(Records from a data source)
##############################

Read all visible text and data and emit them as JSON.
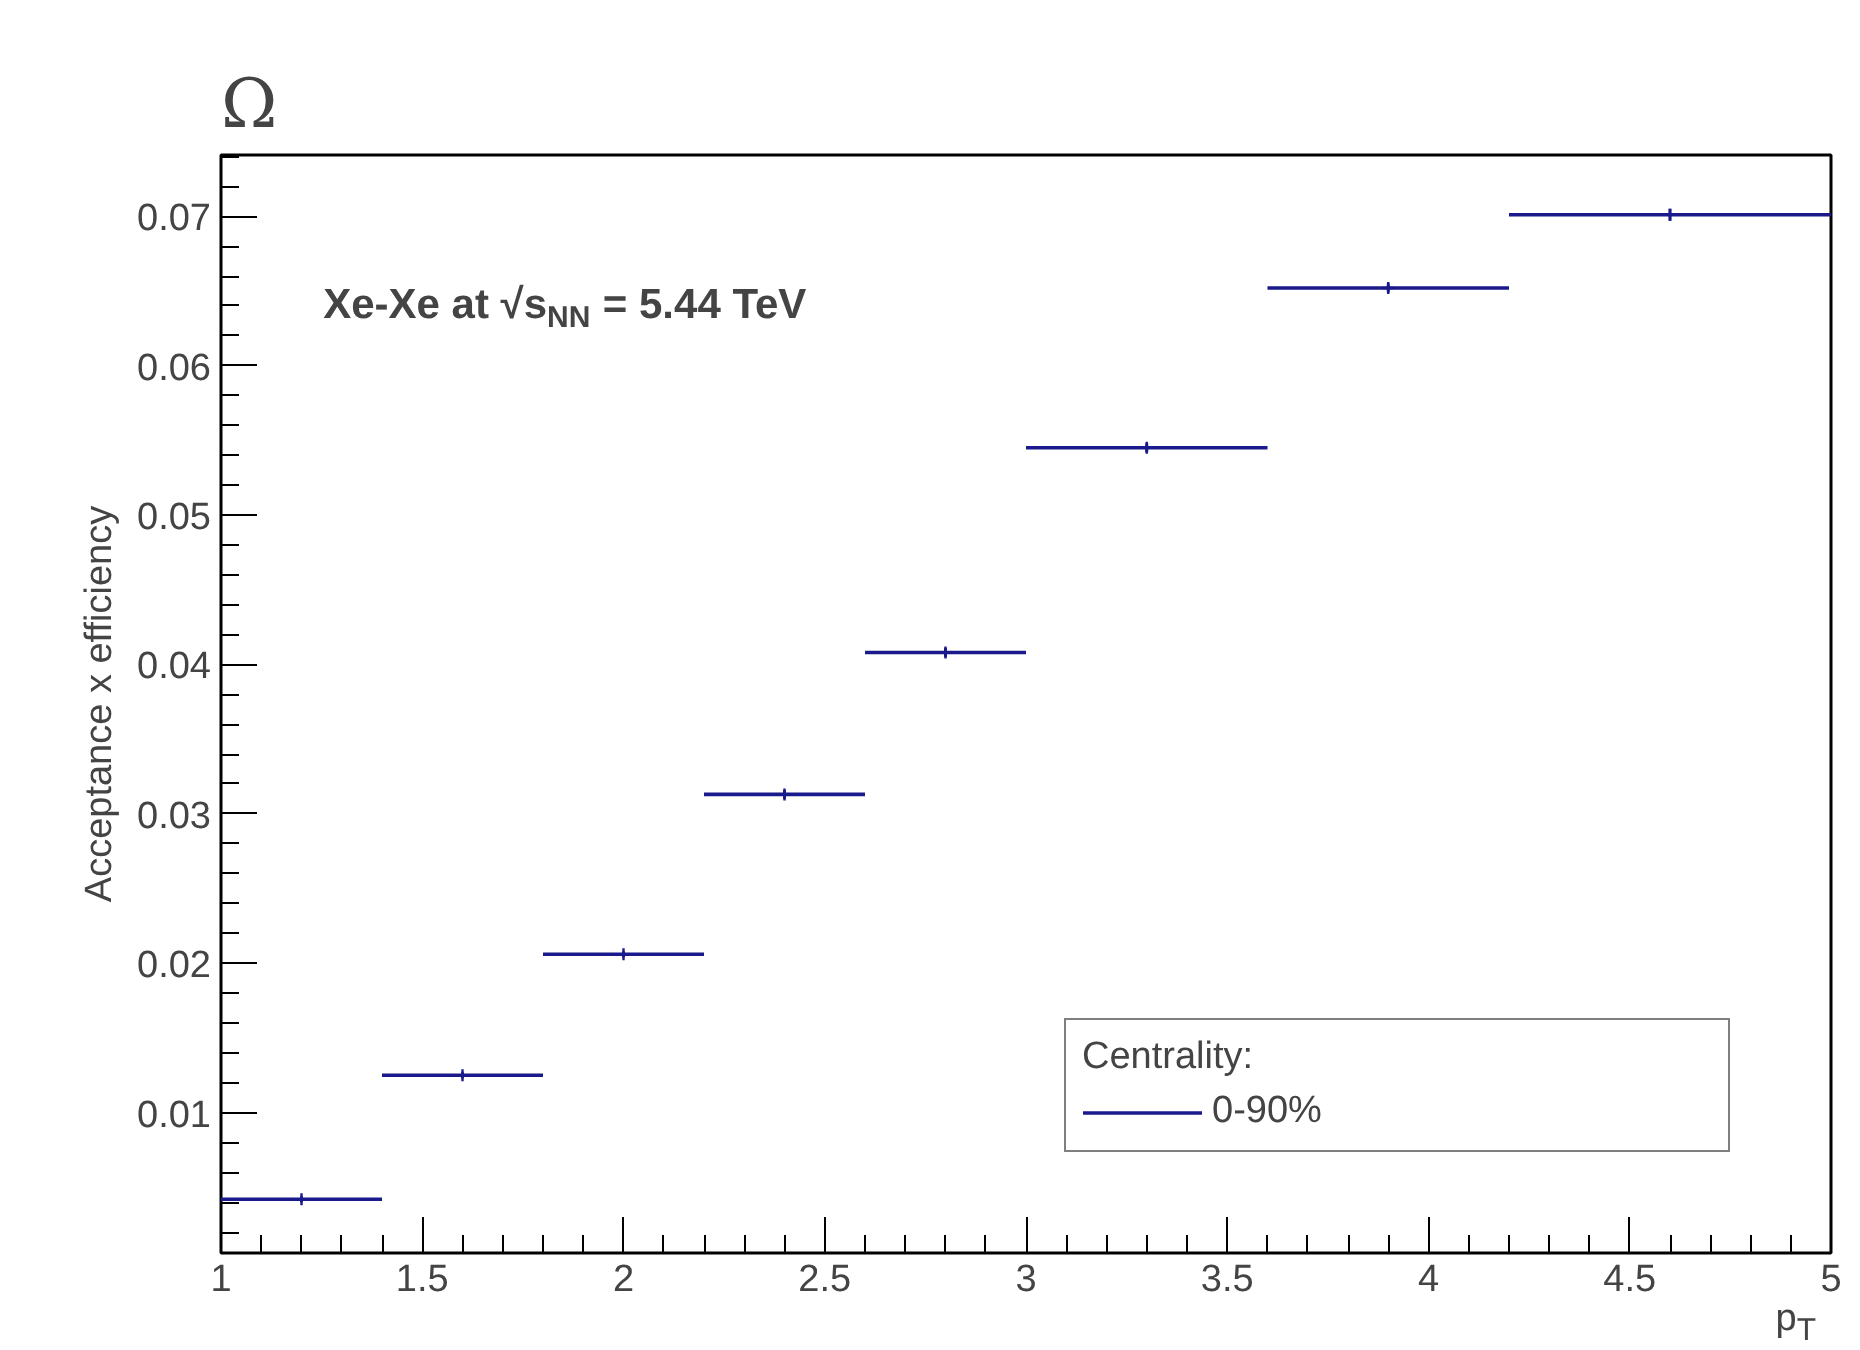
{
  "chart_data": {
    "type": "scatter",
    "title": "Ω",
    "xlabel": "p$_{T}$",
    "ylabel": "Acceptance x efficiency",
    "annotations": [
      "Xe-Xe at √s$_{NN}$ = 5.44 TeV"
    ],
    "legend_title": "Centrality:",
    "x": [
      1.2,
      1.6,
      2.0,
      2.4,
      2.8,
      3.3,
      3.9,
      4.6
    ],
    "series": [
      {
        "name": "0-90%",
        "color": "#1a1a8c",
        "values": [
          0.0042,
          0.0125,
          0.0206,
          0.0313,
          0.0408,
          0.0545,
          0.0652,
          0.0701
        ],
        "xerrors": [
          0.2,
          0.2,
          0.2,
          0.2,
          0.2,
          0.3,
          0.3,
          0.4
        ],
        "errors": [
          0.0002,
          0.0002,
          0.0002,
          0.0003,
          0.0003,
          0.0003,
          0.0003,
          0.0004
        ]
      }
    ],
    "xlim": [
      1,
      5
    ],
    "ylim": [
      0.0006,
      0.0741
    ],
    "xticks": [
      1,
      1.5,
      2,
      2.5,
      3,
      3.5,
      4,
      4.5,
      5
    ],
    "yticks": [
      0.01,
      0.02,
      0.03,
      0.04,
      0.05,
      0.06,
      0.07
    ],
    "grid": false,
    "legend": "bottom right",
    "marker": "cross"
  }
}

##############################

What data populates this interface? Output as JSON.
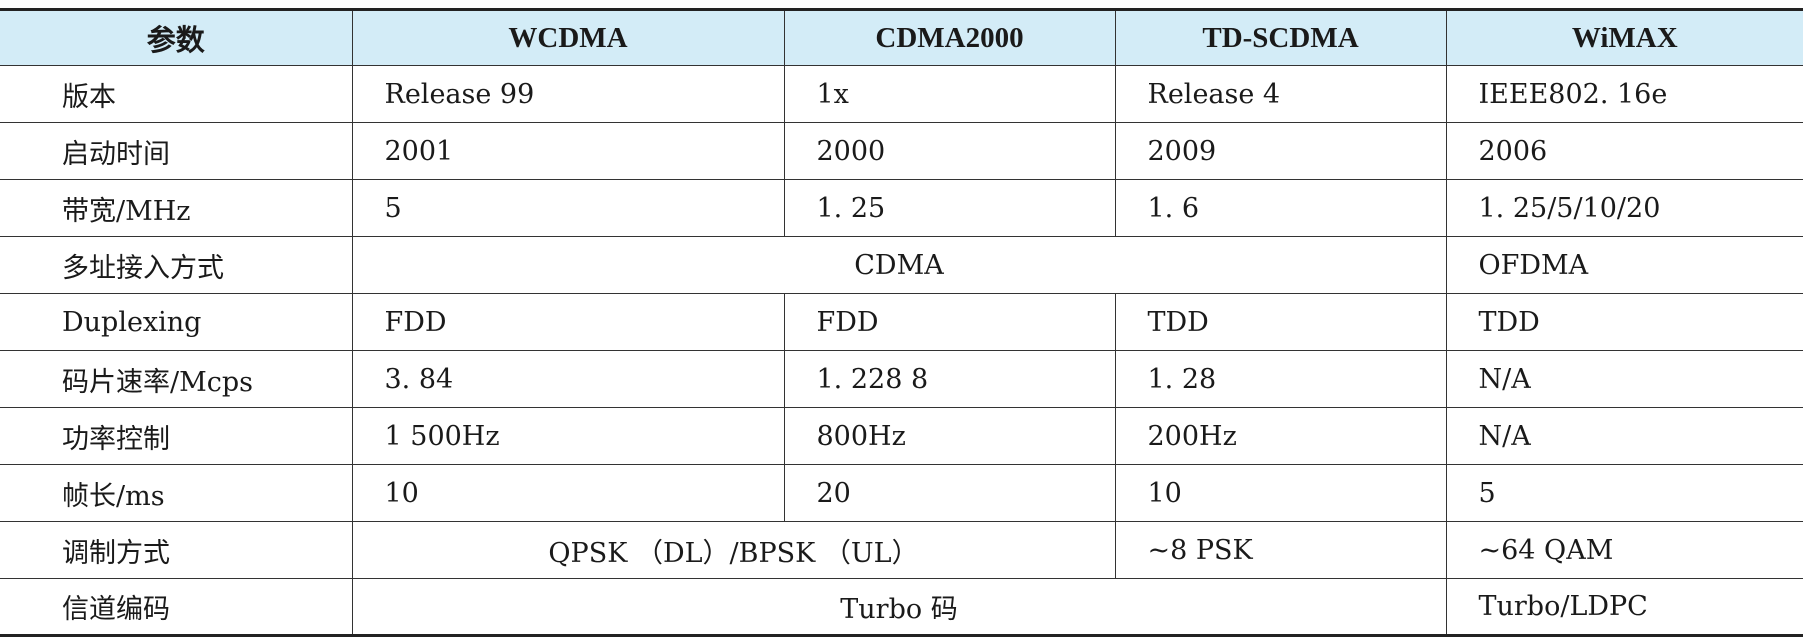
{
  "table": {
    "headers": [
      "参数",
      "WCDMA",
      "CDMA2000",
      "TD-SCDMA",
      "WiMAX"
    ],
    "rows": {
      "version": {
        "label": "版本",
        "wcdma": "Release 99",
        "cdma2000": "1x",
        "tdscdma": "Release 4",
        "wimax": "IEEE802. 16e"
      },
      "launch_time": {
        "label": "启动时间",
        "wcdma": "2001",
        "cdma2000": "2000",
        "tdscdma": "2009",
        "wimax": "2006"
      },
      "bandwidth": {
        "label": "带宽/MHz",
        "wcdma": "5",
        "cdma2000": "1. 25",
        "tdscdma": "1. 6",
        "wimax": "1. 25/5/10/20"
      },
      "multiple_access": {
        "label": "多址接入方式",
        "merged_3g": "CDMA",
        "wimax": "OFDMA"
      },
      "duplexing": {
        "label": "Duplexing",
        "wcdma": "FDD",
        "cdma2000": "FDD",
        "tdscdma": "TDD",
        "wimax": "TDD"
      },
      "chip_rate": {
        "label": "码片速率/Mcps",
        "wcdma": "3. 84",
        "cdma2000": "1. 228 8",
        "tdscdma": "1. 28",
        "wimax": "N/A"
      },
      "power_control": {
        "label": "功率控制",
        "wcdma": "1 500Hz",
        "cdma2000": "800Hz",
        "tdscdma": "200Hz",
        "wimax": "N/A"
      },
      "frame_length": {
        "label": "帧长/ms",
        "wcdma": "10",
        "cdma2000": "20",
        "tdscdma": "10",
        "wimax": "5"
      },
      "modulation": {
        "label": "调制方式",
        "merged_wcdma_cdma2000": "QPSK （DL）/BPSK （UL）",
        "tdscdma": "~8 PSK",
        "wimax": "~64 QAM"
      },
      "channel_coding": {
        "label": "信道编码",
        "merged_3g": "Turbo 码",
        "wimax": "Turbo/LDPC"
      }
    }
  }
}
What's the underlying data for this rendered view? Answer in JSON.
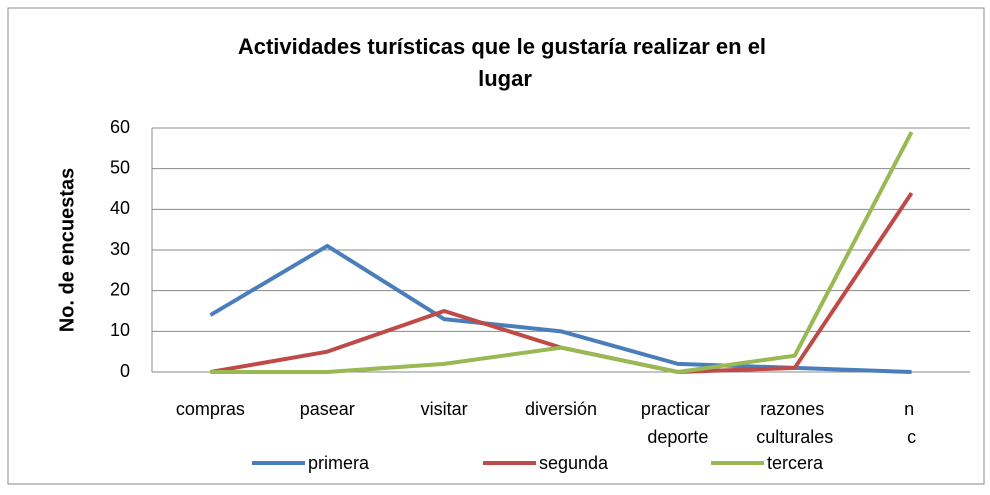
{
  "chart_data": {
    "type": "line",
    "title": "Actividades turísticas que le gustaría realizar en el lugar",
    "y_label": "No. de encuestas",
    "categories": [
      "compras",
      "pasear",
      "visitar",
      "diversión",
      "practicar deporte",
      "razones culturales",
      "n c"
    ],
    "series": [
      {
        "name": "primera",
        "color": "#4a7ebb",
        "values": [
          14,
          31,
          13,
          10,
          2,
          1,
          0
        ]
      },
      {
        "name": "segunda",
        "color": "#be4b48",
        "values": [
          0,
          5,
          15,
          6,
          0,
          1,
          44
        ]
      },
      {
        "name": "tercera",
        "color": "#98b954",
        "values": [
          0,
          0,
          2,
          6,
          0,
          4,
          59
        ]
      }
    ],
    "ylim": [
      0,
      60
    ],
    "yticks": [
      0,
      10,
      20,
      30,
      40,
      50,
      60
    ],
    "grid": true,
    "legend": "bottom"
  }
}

##############################

What you need to do -> Going through the entries above, report how many lines include the string "color". The number alone is the answer.

Solution to the exercise -> 4